- _PROBLEM STATEMENT_
Gather the lines below that include the string "icon", copying each in full.

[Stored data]

^^^^

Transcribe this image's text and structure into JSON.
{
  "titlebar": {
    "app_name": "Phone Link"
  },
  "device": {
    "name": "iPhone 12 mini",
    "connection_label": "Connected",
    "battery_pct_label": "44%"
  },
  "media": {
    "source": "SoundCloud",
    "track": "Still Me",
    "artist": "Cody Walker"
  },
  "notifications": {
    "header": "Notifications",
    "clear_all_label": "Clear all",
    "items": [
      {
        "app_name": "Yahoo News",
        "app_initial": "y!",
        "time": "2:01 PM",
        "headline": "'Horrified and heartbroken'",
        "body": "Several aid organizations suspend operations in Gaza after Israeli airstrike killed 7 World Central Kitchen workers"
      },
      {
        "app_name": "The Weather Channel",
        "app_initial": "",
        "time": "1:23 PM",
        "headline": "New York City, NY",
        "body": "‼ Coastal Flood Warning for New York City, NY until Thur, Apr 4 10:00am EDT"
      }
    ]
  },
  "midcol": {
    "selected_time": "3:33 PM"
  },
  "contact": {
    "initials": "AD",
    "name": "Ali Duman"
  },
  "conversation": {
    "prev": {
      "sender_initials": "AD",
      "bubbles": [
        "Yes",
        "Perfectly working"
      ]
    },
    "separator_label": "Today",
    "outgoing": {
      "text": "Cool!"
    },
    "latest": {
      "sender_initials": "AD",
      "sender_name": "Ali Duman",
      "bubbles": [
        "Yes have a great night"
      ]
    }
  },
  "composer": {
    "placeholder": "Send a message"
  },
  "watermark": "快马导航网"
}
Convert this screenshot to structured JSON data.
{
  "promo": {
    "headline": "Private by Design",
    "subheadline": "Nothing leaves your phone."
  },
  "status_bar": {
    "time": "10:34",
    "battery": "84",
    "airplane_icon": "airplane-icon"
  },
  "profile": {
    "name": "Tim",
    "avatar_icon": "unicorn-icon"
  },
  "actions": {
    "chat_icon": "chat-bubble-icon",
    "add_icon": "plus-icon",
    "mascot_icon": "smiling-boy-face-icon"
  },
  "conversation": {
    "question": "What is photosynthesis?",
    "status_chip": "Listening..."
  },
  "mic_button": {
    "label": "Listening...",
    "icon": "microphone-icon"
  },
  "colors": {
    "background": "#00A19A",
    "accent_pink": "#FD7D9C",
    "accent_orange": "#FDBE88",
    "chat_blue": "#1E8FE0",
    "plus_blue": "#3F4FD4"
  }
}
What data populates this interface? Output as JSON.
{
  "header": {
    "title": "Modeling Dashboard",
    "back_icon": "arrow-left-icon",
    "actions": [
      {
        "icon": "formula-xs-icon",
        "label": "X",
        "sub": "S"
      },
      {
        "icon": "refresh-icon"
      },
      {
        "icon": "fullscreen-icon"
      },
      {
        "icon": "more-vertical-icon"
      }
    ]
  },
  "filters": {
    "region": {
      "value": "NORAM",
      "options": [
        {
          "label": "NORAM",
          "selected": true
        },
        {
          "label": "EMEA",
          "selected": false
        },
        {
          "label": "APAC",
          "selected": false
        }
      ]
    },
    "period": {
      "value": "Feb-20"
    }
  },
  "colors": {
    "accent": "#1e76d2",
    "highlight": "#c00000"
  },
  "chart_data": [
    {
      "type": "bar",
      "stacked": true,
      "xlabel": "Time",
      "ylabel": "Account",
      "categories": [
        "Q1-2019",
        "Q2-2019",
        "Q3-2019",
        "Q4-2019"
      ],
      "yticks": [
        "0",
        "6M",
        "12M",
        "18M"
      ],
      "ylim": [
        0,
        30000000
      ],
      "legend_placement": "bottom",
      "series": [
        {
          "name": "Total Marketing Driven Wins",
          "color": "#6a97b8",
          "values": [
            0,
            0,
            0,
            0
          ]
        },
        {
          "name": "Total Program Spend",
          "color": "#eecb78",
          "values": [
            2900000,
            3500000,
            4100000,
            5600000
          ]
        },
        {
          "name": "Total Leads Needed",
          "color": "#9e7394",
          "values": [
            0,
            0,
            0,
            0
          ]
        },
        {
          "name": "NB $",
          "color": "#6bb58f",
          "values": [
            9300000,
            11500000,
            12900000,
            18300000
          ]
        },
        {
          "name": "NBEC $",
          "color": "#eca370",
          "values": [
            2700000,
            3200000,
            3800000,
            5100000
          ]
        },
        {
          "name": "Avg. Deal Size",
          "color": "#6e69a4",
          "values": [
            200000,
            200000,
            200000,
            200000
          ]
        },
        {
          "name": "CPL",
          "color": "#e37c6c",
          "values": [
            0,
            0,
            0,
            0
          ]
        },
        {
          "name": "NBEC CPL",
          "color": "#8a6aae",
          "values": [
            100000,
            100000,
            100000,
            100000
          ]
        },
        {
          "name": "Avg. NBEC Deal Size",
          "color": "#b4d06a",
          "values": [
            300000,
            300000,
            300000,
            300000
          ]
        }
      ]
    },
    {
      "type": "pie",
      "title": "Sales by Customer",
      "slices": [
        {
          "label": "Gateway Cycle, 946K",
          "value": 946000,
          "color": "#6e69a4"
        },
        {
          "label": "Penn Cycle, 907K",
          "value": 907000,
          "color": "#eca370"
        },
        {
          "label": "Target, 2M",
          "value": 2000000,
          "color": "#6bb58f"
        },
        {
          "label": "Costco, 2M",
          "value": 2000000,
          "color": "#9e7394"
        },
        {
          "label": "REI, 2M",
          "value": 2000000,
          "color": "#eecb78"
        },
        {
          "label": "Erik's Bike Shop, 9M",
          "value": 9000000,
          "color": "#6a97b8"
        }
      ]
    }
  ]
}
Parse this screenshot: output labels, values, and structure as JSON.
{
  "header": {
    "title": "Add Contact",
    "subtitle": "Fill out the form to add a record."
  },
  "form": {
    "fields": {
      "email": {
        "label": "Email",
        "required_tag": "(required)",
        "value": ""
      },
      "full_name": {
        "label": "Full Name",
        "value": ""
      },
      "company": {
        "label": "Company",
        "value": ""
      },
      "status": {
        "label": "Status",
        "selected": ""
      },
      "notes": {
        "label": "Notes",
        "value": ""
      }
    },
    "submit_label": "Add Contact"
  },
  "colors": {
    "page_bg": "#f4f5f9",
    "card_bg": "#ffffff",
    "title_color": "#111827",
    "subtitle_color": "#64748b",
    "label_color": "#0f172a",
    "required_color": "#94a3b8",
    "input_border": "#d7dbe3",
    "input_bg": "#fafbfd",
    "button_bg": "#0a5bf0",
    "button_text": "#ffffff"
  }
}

^^^^

- _PROBLEM SOLUTION_
    "airplane_icon": "airplane-icon"
    "avatar_icon": "unicorn-icon"
    "chat_icon": "chat-bubble-icon",
    "add_icon": "plus-icon",
    "mascot_icon": "smiling-boy-face-icon"
    "icon": "microphone-icon"
    "back_icon": "arrow-left-icon",
        "icon": "formula-xs-icon",
        "icon": "refresh-icon"
        "icon": "fullscreen-icon"
        "icon": "more-vertical-icon"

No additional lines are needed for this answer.